Extracted information ->
· · · · ·

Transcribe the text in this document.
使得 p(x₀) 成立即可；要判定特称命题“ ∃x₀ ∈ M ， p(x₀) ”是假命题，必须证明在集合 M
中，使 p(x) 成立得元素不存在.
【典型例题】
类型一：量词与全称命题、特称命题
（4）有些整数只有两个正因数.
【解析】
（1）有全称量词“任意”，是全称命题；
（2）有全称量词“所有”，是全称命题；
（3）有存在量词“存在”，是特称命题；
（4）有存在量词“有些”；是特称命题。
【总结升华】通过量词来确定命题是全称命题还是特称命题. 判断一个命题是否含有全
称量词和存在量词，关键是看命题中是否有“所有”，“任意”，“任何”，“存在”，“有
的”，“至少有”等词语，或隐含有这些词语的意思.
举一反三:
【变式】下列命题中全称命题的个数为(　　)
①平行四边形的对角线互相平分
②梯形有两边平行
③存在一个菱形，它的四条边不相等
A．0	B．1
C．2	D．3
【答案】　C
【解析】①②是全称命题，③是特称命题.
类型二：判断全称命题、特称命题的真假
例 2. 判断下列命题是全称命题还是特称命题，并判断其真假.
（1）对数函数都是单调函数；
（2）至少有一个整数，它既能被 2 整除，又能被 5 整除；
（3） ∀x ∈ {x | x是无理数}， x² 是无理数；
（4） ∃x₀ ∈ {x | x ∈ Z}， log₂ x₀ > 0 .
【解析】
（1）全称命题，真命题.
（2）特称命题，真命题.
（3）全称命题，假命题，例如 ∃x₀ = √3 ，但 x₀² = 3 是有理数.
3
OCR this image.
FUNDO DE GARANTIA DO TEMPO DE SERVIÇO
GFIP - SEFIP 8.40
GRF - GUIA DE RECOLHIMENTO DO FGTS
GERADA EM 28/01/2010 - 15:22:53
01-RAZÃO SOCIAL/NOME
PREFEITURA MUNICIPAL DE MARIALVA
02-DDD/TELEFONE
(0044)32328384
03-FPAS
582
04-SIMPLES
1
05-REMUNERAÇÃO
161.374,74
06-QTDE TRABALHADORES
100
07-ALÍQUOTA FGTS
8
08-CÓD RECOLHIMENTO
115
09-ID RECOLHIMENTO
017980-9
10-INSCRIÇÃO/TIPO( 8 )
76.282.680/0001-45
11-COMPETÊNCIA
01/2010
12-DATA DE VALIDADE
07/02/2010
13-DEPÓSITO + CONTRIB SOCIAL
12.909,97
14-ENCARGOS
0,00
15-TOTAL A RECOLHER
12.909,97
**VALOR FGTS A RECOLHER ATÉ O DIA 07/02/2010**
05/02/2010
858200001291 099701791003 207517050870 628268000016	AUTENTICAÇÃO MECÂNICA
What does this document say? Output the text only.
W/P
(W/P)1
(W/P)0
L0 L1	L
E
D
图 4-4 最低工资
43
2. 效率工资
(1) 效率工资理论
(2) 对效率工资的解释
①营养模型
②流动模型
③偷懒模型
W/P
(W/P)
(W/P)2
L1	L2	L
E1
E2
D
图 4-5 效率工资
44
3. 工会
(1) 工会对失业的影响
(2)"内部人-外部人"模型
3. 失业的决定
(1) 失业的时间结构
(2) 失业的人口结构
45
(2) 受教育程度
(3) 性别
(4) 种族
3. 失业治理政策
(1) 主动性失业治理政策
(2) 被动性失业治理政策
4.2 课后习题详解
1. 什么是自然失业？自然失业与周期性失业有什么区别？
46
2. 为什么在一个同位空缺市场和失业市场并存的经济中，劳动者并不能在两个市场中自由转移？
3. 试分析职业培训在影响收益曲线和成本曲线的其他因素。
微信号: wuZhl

· · · · ·

Goal ->
Every entry should be printed again exactly as it stands.

Solution to this exercise ->
Transcribe the text in this document.
使得 p(x₀) 成立即可；要判定特称命题“ ∃x₀ ∈ M ， p(x₀) ”是假命题，必须证明在集合 M
中，使 p(x) 成立得元素不存在.
【典型例题】
类型一：量词与全称命题、特称命题
（4）有些整数只有两个正因数.
【解析】
（1）有全称量词“任意”，是全称命题；
（2）有全称量词“所有”，是全称命题；
（3）有存在量词“存在”，是特称命题；
（4）有存在量词“有些”；是特称命题。
【总结升华】通过量词来确定命题是全称命题还是特称命题. 判断一个命题是否含有全
称量词和存在量词，关键是看命题中是否有“所有”，“任意”，“任何”，“存在”，“有
的”，“至少有”等词语，或隐含有这些词语的意思.
举一反三:
【变式】下列命题中全称命题的个数为(　　)
①平行四边形的对角线互相平分
②梯形有两边平行
③存在一个菱形，它的四条边不相等
A．0	B．1
C．2	D．3
【答案】　C
【解析】①②是全称命题，③是特称命题.
类型二：判断全称命题、特称命题的真假
例 2. 判断下列命题是全称命题还是特称命题，并判断其真假.
（1）对数函数都是单调函数；
（2）至少有一个整数，它既能被 2 整除，又能被 5 整除；
（3） ∀x ∈ {x | x是无理数}， x² 是无理数；
（4） ∃x₀ ∈ {x | x ∈ Z}， log₂ x₀ > 0 .
【解析】
（1）全称命题，真命题.
（2）特称命题，真命题.
（3）全称命题，假命题，例如 ∃x₀ = √3 ，但 x₀² = 3 是有理数.
3
OCR this image.
FUNDO DE GARANTIA DO TEMPO DE SERVIÇO
GFIP - SEFIP 8.40
GRF - GUIA DE RECOLHIMENTO DO FGTS
GERADA EM 28/01/2010 - 15:22:53
01-RAZÃO SOCIAL/NOME
PREFEITURA MUNICIPAL DE MARIALVA
02-DDD/TELEFONE
(0044)32328384
03-FPAS
582
04-SIMPLES
1
05-REMUNERAÇÃO
161.374,74
06-QTDE TRABALHADORES
100
07-ALÍQUOTA FGTS
8
08-CÓD RECOLHIMENTO
115
09-ID RECOLHIMENTO
017980-9
10-INSCRIÇÃO/TIPO( 8 )
76.282.680/0001-45
11-COMPETÊNCIA
01/2010
12-DATA DE VALIDADE
07/02/2010
13-DEPÓSITO + CONTRIB SOCIAL
12.909,97
14-ENCARGOS
0,00
15-TOTAL A RECOLHER
12.909,97
**VALOR FGTS A RECOLHER ATÉ O DIA 07/02/2010**
05/02/2010
858200001291 099701791003 207517050870 628268000016	AUTENTICAÇÃO MECÂNICA
What does this document say? Output the text only.
W/P
(W/P)1
(W/P)0
L0 L1	L
E
D
图 4-4 最低工资
43
2. 效率工资
(1) 效率工资理论
(2) 对效率工资的解释
①营养模型
②流动模型
③偷懒模型
W/P
(W/P)
(W/P)2
L1	L2	L
E1
E2
D
图 4-5 效率工资
44
3. 工会
(1) 工会对失业的影响
(2)"内部人-外部人"模型
3. 失业的决定
(1) 失业的时间结构
(2) 失业的人口结构
45
(2) 受教育程度
(3) 性别
(4) 种族
3. 失业治理政策
(1) 主动性失业治理政策
(2) 被动性失业治理政策
4.2 课后习题详解
1. 什么是自然失业？自然失业与周期性失业有什么区别？
46
2. 为什么在一个同位空缺市场和失业市场并存的经济中，劳动者并不能在两个市场中自由转移？
3. 试分析职业培训在影响收益曲线和成本曲线的其他因素。
微信号: wuZhl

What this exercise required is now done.